┌─ DATA SECTION

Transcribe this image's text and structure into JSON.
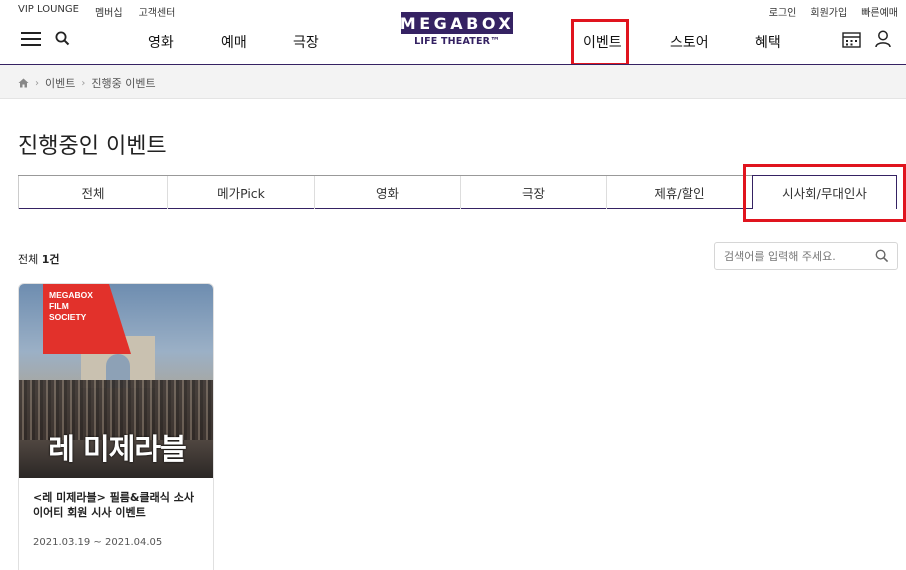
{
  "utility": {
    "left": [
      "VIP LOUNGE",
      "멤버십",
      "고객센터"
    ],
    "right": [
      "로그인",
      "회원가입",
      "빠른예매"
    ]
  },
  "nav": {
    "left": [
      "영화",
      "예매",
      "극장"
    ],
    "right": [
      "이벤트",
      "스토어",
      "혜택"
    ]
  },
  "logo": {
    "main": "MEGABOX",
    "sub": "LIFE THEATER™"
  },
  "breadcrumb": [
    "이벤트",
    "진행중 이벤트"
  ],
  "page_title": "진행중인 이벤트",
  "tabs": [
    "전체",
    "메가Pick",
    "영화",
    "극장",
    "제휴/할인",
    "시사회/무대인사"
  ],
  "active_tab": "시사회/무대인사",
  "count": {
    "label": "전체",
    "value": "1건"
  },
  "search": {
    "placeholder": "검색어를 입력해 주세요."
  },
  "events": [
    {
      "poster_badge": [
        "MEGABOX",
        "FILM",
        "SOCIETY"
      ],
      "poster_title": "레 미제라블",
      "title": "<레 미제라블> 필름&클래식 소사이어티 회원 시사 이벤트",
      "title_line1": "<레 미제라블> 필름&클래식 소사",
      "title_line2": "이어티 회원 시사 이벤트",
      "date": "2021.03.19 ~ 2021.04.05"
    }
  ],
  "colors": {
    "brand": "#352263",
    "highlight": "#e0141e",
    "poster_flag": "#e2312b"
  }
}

└─

SET TASK: Output all the records, word for word, with no pictures in the copy.

SOLVED EXERCISE:
Transcribe this image's text and structure into JSON.
{
  "utility": {
    "left": [
      "VIP LOUNGE",
      "멤버십",
      "고객센터"
    ],
    "right": [
      "로그인",
      "회원가입",
      "빠른예매"
    ]
  },
  "nav": {
    "left": [
      "영화",
      "예매",
      "극장"
    ],
    "right": [
      "이벤트",
      "스토어",
      "혜택"
    ]
  },
  "logo": {
    "main": "MEGABOX",
    "sub": "LIFE THEATER™"
  },
  "breadcrumb": [
    "이벤트",
    "진행중 이벤트"
  ],
  "page_title": "진행중인 이벤트",
  "tabs": [
    "전체",
    "메가Pick",
    "영화",
    "극장",
    "제휴/할인",
    "시사회/무대인사"
  ],
  "active_tab": "시사회/무대인사",
  "count": {
    "label": "전체",
    "value": "1건"
  },
  "search": {
    "placeholder": "검색어를 입력해 주세요."
  },
  "events": [
    {
      "poster_badge": [
        "MEGABOX",
        "FILM",
        "SOCIETY"
      ],
      "poster_title": "레 미제라블",
      "title": "<레 미제라블> 필름&클래식 소사이어티 회원 시사 이벤트",
      "title_line1": "<레 미제라블> 필름&클래식 소사",
      "title_line2": "이어티 회원 시사 이벤트",
      "date": "2021.03.19 ~ 2021.04.05"
    }
  ],
  "colors": {
    "brand": "#352263",
    "highlight": "#e0141e",
    "poster_flag": "#e2312b"
  }
}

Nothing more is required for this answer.